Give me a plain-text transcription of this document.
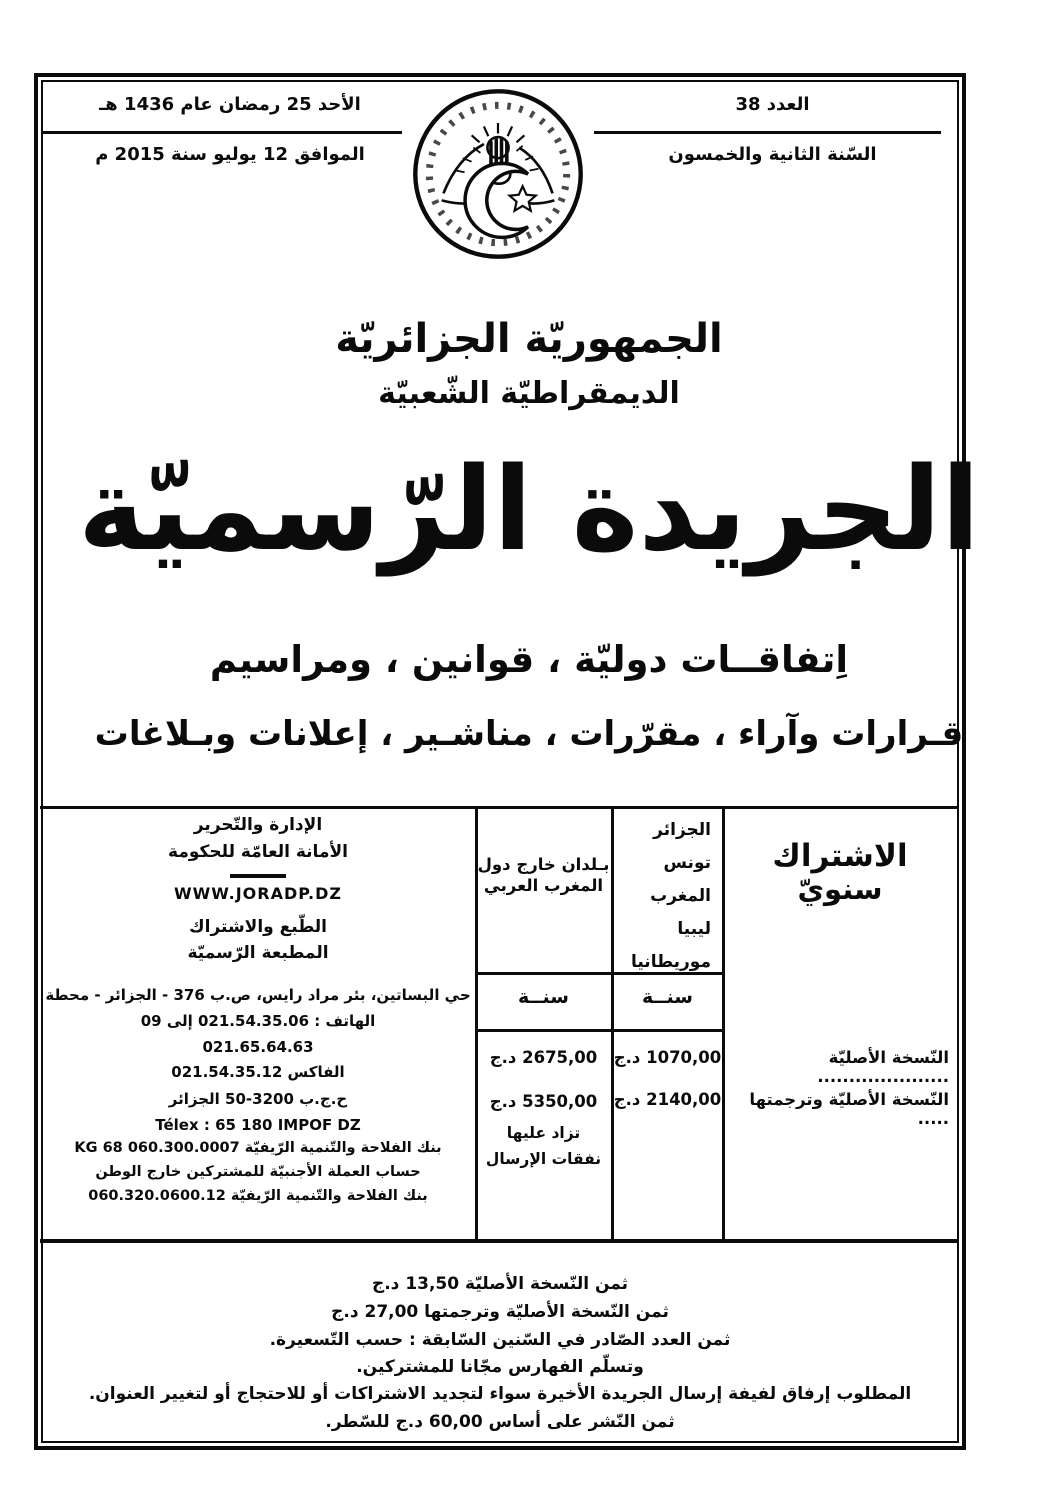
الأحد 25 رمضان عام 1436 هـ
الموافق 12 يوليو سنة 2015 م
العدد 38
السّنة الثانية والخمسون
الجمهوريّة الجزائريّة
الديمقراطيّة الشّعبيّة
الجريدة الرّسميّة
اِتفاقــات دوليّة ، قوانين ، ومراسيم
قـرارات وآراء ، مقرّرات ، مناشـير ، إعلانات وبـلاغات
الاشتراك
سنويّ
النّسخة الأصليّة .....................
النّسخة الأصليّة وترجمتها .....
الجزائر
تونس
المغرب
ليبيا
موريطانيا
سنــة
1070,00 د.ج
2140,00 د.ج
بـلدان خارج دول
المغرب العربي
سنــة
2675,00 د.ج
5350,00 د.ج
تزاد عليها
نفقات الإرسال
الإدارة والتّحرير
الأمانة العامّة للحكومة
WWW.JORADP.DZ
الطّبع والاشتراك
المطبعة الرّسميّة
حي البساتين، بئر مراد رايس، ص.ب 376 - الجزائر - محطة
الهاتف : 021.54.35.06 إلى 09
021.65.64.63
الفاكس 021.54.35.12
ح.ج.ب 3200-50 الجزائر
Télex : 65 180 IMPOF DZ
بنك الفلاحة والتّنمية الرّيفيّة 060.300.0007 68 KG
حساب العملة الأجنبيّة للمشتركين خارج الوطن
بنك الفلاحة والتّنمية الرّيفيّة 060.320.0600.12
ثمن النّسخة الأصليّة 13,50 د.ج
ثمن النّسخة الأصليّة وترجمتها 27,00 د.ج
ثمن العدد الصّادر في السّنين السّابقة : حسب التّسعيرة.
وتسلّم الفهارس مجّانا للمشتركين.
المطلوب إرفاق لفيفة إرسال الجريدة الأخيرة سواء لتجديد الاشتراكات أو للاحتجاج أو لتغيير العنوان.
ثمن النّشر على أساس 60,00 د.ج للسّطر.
##########
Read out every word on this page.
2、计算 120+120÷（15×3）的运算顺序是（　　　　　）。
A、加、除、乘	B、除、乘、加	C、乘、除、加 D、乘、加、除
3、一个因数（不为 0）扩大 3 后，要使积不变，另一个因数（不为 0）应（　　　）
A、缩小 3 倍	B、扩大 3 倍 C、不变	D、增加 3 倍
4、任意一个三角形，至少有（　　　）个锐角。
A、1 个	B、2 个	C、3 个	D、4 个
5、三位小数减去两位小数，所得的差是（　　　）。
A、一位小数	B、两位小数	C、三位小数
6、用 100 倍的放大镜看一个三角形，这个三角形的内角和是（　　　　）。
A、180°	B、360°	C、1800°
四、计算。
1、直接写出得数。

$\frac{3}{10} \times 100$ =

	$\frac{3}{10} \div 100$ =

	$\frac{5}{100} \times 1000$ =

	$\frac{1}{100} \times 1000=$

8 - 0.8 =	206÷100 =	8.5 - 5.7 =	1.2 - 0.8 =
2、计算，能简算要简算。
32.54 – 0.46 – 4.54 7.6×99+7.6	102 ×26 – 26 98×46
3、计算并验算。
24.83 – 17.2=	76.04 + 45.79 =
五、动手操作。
##########
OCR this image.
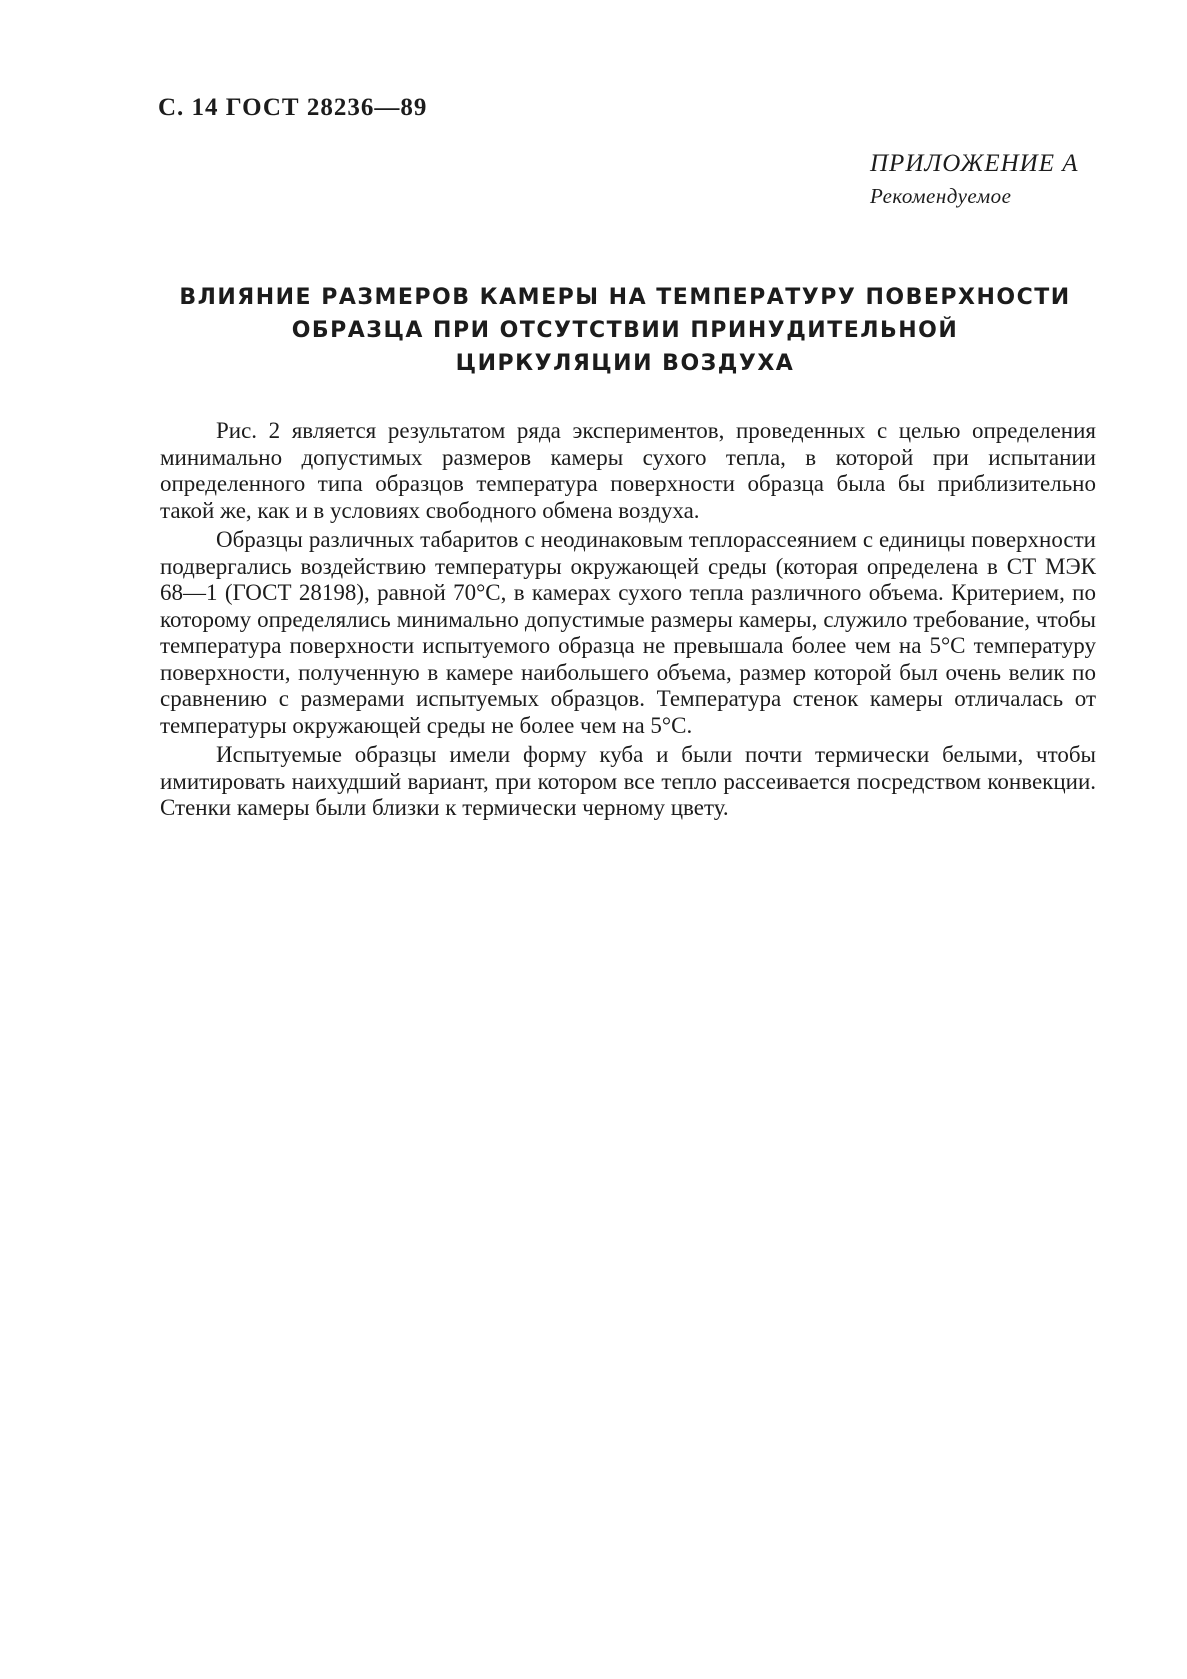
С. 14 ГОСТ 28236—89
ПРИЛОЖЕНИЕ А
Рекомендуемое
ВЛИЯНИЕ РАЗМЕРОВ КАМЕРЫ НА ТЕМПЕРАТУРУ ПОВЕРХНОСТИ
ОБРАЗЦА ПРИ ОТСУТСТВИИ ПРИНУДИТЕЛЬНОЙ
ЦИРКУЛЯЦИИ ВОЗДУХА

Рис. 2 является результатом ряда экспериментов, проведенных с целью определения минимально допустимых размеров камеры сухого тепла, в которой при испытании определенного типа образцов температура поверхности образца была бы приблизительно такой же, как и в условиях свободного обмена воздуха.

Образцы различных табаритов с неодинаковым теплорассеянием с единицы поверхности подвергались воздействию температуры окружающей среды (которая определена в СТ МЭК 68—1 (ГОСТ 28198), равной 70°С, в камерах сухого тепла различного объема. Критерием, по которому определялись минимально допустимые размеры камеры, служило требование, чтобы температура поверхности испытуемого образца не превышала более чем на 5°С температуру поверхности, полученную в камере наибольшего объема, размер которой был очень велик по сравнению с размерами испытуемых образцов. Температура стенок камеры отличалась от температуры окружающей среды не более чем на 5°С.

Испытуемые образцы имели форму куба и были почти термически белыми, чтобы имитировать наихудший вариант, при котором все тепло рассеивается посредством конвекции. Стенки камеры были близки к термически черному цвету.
##########
* _REQUEST_
Copy out every line from the material above in which the word "الأصلي" appears.

* _FINISHED TASK_
النّسخة الأصليّة .....................
النّسخة الأصليّة وترجمتها .....
ثمن النّسخة الأصليّة 13,50 د.ج
ثمن النّسخة الأصليّة وترجمتها 27,00 د.ج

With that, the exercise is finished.